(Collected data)
- - - -
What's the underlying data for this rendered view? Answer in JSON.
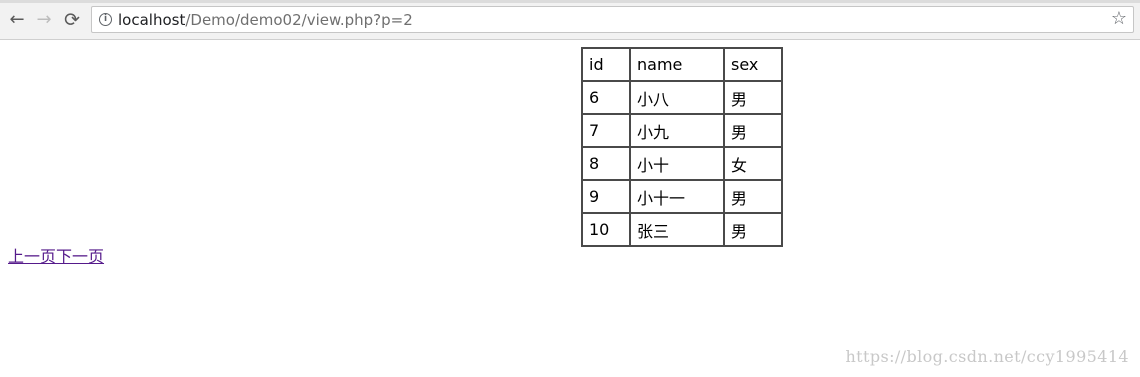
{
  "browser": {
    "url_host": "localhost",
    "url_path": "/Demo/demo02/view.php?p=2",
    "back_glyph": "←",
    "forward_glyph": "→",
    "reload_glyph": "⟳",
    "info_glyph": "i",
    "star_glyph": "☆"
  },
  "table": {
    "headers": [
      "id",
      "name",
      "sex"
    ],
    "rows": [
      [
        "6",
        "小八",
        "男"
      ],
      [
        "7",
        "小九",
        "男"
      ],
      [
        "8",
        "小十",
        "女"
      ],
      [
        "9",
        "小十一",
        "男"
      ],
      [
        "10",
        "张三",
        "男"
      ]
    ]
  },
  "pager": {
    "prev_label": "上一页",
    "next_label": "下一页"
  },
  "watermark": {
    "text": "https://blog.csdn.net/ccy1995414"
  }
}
- - - -
→ **Objective**
Write out the records above exactly as they appear, leaving out any pictures.

→ **Exercise solution**
What's the underlying data for this rendered view? Answer in JSON.
{
  "browser": {
    "url_host": "localhost",
    "url_path": "/Demo/demo02/view.php?p=2",
    "back_glyph": "←",
    "forward_glyph": "→",
    "reload_glyph": "⟳",
    "info_glyph": "i",
    "star_glyph": "☆"
  },
  "table": {
    "headers": [
      "id",
      "name",
      "sex"
    ],
    "rows": [
      [
        "6",
        "小八",
        "男"
      ],
      [
        "7",
        "小九",
        "男"
      ],
      [
        "8",
        "小十",
        "女"
      ],
      [
        "9",
        "小十一",
        "男"
      ],
      [
        "10",
        "张三",
        "男"
      ]
    ]
  },
  "pager": {
    "prev_label": "上一页",
    "next_label": "下一页"
  },
  "watermark": {
    "text": "https://blog.csdn.net/ccy1995414"
  }
}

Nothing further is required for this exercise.